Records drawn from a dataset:
==========

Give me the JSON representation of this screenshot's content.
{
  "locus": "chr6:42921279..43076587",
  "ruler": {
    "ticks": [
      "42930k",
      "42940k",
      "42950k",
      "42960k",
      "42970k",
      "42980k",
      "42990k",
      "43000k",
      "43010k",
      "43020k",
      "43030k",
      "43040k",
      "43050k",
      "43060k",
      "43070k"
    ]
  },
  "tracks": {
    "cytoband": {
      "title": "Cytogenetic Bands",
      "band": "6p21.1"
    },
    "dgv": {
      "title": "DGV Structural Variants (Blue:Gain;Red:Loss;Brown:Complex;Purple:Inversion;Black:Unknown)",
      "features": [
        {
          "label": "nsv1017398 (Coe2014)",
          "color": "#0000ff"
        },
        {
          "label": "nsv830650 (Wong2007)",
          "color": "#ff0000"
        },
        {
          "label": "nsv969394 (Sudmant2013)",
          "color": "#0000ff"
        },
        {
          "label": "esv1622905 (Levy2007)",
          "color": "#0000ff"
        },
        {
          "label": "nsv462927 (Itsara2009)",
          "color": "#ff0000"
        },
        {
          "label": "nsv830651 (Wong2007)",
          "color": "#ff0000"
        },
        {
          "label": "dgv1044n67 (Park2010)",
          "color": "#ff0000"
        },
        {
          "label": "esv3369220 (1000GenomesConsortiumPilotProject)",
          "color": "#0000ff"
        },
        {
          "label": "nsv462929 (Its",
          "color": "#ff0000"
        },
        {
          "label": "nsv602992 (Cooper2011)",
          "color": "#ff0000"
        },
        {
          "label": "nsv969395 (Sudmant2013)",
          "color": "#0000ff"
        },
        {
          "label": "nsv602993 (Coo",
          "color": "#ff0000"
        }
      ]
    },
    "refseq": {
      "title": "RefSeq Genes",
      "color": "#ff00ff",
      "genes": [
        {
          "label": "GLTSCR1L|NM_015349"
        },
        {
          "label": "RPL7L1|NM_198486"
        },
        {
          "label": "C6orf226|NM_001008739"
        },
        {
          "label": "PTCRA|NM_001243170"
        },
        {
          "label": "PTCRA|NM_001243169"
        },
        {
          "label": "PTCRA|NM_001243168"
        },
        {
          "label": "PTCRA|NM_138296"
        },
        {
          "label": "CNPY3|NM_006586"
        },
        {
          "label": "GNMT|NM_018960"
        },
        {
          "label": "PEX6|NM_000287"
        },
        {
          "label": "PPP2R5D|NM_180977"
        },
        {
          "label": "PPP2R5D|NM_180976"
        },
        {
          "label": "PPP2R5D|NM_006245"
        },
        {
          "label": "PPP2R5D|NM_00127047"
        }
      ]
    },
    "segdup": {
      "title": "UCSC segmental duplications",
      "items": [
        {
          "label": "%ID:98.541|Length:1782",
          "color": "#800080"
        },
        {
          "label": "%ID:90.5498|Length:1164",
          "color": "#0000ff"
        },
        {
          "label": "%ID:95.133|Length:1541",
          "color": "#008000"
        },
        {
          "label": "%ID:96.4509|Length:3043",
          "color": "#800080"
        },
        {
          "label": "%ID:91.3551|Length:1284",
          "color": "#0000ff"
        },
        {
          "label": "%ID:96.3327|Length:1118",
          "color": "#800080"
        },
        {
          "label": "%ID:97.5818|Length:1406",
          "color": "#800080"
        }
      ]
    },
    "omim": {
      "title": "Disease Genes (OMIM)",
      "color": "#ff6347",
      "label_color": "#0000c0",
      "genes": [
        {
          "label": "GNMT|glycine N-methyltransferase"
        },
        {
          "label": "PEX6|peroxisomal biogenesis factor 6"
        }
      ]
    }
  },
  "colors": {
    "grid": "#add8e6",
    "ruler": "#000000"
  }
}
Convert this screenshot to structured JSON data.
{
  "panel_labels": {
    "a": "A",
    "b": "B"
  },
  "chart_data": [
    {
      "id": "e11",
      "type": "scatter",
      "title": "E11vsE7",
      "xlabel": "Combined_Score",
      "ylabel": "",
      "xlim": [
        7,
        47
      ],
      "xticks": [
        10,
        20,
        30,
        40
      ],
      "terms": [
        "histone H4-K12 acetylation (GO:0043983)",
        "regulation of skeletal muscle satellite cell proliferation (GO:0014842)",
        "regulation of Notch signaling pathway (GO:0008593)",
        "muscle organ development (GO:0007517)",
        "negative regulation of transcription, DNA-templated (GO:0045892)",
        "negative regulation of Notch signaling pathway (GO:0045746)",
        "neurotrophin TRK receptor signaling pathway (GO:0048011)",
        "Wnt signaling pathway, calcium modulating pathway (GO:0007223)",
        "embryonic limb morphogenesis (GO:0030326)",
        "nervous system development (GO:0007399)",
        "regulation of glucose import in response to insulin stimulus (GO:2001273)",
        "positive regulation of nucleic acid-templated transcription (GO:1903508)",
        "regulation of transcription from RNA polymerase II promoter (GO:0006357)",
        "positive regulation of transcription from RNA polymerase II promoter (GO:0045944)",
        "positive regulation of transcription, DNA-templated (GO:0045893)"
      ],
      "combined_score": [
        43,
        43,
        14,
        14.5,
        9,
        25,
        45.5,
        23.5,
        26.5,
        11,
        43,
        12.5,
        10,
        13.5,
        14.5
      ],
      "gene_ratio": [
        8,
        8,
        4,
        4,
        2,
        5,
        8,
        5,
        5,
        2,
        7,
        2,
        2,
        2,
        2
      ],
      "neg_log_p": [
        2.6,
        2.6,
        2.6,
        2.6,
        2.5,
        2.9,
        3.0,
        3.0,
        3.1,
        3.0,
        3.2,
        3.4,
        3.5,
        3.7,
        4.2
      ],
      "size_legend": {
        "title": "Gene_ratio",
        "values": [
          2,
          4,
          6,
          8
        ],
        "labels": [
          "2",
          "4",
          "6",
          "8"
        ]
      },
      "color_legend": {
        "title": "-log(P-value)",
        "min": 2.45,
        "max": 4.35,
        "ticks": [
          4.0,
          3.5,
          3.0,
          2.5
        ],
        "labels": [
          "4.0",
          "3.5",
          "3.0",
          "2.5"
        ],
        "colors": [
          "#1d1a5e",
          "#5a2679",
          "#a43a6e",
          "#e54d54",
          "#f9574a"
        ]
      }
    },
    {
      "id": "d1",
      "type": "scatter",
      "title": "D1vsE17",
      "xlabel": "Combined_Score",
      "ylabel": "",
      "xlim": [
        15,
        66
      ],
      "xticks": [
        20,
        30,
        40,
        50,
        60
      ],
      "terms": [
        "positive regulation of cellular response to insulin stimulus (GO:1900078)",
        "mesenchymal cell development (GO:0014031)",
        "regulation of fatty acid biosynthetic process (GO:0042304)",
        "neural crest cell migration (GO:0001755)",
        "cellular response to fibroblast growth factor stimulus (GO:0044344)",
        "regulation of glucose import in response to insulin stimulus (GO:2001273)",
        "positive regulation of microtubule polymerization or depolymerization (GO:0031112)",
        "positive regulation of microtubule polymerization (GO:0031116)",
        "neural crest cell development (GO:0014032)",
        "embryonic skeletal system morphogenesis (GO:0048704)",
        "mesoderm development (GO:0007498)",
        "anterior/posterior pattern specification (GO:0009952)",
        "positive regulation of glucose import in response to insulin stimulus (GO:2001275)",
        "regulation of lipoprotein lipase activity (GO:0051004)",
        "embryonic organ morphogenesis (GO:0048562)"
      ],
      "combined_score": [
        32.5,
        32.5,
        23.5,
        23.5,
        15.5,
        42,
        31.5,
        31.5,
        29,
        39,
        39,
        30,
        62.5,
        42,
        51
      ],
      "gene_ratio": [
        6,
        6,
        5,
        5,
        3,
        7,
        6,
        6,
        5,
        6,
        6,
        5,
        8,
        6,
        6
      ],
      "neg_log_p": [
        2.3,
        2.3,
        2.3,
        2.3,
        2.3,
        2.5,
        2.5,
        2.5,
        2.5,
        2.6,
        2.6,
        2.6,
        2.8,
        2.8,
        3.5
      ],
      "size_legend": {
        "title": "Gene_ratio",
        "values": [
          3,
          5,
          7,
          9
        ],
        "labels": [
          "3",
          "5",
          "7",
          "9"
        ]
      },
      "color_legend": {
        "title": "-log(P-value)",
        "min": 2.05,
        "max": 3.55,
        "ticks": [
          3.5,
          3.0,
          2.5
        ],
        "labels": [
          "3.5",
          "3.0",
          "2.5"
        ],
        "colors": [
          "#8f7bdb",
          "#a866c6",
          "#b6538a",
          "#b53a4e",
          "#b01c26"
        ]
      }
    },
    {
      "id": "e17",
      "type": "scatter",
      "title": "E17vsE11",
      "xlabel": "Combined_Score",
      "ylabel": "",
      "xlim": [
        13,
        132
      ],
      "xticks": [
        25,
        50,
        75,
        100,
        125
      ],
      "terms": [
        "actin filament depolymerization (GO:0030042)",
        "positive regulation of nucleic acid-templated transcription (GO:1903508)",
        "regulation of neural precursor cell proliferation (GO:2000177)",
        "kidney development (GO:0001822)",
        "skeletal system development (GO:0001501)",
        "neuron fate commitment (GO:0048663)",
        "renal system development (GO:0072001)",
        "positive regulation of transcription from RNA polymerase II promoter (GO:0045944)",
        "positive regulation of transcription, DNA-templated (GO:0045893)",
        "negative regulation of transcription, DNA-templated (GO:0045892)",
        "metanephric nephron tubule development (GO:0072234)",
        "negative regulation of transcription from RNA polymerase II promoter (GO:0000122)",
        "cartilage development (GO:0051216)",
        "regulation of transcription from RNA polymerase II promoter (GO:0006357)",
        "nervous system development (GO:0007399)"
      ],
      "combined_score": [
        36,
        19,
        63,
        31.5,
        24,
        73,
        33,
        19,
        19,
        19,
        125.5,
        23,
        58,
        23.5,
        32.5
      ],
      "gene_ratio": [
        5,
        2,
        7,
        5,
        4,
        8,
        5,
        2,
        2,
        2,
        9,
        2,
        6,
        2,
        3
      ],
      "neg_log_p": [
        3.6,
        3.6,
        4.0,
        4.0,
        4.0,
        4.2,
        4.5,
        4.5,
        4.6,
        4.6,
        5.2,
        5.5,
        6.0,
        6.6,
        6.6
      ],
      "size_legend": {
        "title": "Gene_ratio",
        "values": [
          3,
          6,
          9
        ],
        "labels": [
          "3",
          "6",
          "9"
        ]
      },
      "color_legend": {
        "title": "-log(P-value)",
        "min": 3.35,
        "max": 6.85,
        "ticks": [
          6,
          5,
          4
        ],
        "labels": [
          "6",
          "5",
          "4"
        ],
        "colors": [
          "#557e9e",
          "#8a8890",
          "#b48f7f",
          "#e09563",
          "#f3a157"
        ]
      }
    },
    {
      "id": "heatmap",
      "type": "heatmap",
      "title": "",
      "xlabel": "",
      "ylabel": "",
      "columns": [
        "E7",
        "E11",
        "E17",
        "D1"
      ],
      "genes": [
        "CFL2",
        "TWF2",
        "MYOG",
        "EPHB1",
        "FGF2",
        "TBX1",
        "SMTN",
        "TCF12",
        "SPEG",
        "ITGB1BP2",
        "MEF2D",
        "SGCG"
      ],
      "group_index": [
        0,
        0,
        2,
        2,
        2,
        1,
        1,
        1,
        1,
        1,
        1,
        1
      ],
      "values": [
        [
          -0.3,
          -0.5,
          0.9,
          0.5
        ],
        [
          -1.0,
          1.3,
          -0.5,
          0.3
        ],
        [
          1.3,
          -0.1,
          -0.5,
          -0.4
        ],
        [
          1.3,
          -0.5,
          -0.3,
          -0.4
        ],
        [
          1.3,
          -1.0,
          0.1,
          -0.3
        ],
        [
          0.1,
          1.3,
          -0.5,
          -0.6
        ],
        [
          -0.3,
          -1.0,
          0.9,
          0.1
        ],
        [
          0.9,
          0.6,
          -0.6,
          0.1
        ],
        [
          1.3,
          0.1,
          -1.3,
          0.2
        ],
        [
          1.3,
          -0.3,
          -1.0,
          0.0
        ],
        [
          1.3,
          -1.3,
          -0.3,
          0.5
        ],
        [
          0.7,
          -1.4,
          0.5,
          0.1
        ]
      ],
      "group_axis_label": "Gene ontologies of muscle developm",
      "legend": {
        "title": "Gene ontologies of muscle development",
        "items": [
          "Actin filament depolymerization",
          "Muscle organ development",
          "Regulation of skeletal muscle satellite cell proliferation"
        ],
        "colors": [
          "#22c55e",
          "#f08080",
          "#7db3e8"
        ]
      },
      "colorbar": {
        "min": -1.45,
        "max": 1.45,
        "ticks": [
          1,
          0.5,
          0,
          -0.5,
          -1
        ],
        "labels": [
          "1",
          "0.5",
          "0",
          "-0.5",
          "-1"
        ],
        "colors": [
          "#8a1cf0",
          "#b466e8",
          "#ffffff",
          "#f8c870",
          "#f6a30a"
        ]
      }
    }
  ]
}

==========

What you need to do: Every line of the data that includes the word "PTCRA" should be copied.

Expected answer:
          "label": "PTCRA|NM_001243170"
          "label": "PTCRA|NM_001243169"
          "label": "PTCRA|NM_001243168"
          "label": "PTCRA|NM_138296"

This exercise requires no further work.